## TASK STATEMENT
Return the listing below word for word.

## RECORDS PROVIDED
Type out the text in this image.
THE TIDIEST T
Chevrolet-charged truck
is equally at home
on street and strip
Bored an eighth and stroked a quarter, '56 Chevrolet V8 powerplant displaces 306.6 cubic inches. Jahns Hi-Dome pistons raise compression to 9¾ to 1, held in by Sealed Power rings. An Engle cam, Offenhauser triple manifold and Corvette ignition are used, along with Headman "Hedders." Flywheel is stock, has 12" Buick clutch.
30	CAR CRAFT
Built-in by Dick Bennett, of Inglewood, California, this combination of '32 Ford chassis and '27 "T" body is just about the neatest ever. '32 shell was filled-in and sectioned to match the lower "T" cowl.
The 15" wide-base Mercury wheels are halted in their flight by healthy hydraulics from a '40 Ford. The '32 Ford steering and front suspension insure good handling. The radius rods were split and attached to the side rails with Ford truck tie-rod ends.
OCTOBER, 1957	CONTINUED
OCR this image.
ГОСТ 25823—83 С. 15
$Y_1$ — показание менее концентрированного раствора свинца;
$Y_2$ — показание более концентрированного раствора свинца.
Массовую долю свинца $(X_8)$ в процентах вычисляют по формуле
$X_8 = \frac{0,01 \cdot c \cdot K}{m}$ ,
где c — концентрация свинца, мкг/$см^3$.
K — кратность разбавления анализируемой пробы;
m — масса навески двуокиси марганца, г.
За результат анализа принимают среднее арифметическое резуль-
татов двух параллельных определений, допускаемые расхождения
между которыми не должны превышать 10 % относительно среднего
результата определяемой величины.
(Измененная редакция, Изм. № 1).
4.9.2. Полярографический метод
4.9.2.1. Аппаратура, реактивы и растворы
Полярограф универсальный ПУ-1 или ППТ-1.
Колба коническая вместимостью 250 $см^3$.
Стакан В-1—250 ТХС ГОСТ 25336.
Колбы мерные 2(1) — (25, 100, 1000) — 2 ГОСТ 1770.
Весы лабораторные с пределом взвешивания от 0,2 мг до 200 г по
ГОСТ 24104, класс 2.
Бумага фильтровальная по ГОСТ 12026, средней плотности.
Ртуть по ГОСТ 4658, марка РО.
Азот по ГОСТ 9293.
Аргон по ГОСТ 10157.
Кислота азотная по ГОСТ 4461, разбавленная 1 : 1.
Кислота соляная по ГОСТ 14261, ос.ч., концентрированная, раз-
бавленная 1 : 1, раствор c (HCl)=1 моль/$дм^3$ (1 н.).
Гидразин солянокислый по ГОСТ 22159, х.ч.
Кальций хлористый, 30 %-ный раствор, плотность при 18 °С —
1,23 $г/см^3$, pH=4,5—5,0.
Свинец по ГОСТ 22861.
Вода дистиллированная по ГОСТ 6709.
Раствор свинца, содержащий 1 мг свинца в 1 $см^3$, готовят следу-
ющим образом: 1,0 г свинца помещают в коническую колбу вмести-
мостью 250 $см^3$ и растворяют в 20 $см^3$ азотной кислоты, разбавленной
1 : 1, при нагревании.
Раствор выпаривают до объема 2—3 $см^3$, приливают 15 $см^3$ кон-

## EXPECTED OUTPUT
Type out the text in this image.
THE TIDIEST T
Chevrolet-charged truck
is equally at home
on street and strip
Bored an eighth and stroked a quarter, '56 Chevrolet V8 powerplant displaces 306.6 cubic inches. Jahns Hi-Dome pistons raise compression to 9¾ to 1, held in by Sealed Power rings. An Engle cam, Offenhauser triple manifold and Corvette ignition are used, along with Headman "Hedders." Flywheel is stock, has 12" Buick clutch.
30	CAR CRAFT
Built-in by Dick Bennett, of Inglewood, California, this combination of '32 Ford chassis and '27 "T" body is just about the neatest ever. '32 shell was filled-in and sectioned to match the lower "T" cowl.
The 15" wide-base Mercury wheels are halted in their flight by healthy hydraulics from a '40 Ford. The '32 Ford steering and front suspension insure good handling. The radius rods were split and attached to the side rails with Ford truck tie-rod ends.
OCTOBER, 1957	CONTINUED
OCR this image.
ГОСТ 25823—83 С. 15
$Y_1$ — показание менее концентрированного раствора свинца;
$Y_2$ — показание более концентрированного раствора свинца.
Массовую долю свинца $(X_8)$ в процентах вычисляют по формуле
$X_8 = \frac{0,01 \cdot c \cdot K}{m}$ ,
где c — концентрация свинца, мкг/$см^3$.
K — кратность разбавления анализируемой пробы;
m — масса навески двуокиси марганца, г.
За результат анализа принимают среднее арифметическое резуль-
татов двух параллельных определений, допускаемые расхождения
между которыми не должны превышать 10 % относительно среднего
результата определяемой величины.
(Измененная редакция, Изм. № 1).
4.9.2. Полярографический метод
4.9.2.1. Аппаратура, реактивы и растворы
Полярограф универсальный ПУ-1 или ППТ-1.
Колба коническая вместимостью 250 $см^3$.
Стакан В-1—250 ТХС ГОСТ 25336.
Колбы мерные 2(1) — (25, 100, 1000) — 2 ГОСТ 1770.
Весы лабораторные с пределом взвешивания от 0,2 мг до 200 г по
ГОСТ 24104, класс 2.
Бумага фильтровальная по ГОСТ 12026, средней плотности.
Ртуть по ГОСТ 4658, марка РО.
Азот по ГОСТ 9293.
Аргон по ГОСТ 10157.
Кислота азотная по ГОСТ 4461, разбавленная 1 : 1.
Кислота соляная по ГОСТ 14261, ос.ч., концентрированная, раз-
бавленная 1 : 1, раствор c (HCl)=1 моль/$дм^3$ (1 н.).
Гидразин солянокислый по ГОСТ 22159, х.ч.
Кальций хлористый, 30 %-ный раствор, плотность при 18 °С —
1,23 $г/см^3$, pH=4,5—5,0.
Свинец по ГОСТ 22861.
Вода дистиллированная по ГОСТ 6709.
Раствор свинца, содержащий 1 мг свинца в 1 $см^3$, готовят следу-
ющим образом: 1,0 г свинца помещают в коническую колбу вмести-
мостью 250 $см^3$ и растворяют в 20 $см^3$ азотной кислоты, разбавленной
1 : 1, при нагревании.
Раствор выпаривают до объема 2—3 $см^3$, приливают 15 $см^3$ кон-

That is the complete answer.